Short task | Show every line that has the string "Employment" in it.

Input material |
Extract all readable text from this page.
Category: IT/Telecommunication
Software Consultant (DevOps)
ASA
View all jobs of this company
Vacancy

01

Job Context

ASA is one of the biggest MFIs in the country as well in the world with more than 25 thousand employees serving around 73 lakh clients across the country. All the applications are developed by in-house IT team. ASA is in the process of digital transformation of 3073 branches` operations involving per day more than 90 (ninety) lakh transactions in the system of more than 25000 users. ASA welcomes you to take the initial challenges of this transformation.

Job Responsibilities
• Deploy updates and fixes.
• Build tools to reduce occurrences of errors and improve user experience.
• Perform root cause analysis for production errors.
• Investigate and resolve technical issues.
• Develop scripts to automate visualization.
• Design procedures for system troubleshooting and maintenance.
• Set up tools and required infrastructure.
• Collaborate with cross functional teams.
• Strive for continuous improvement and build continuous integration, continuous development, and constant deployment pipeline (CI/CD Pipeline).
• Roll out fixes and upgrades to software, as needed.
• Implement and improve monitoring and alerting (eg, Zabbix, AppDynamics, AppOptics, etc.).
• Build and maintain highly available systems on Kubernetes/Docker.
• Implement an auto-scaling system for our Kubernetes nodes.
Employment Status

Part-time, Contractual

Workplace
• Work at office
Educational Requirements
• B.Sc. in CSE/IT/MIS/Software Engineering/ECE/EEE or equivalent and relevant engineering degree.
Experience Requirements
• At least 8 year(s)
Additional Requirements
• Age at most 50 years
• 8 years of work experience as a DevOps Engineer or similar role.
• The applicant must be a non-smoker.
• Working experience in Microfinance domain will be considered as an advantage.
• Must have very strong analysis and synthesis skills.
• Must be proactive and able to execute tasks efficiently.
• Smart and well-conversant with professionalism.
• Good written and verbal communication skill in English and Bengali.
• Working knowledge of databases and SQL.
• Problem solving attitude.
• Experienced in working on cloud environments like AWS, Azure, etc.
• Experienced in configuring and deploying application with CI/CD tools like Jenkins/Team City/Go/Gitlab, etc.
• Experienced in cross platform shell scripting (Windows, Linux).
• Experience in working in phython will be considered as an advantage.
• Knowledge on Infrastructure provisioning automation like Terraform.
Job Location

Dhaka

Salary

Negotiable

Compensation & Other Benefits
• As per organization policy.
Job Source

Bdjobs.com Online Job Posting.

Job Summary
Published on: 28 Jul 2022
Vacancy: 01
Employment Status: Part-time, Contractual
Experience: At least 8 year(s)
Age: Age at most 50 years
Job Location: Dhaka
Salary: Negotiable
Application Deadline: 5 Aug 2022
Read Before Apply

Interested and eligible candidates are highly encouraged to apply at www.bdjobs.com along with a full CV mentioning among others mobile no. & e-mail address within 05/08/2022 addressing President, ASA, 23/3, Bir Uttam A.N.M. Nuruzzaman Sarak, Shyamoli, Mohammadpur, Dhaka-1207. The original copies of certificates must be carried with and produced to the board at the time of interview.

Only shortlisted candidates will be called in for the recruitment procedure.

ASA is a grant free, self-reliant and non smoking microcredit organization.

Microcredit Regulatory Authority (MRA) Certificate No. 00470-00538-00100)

Exercise answer |
Employment Status
Employment Status: Part-time, Contractual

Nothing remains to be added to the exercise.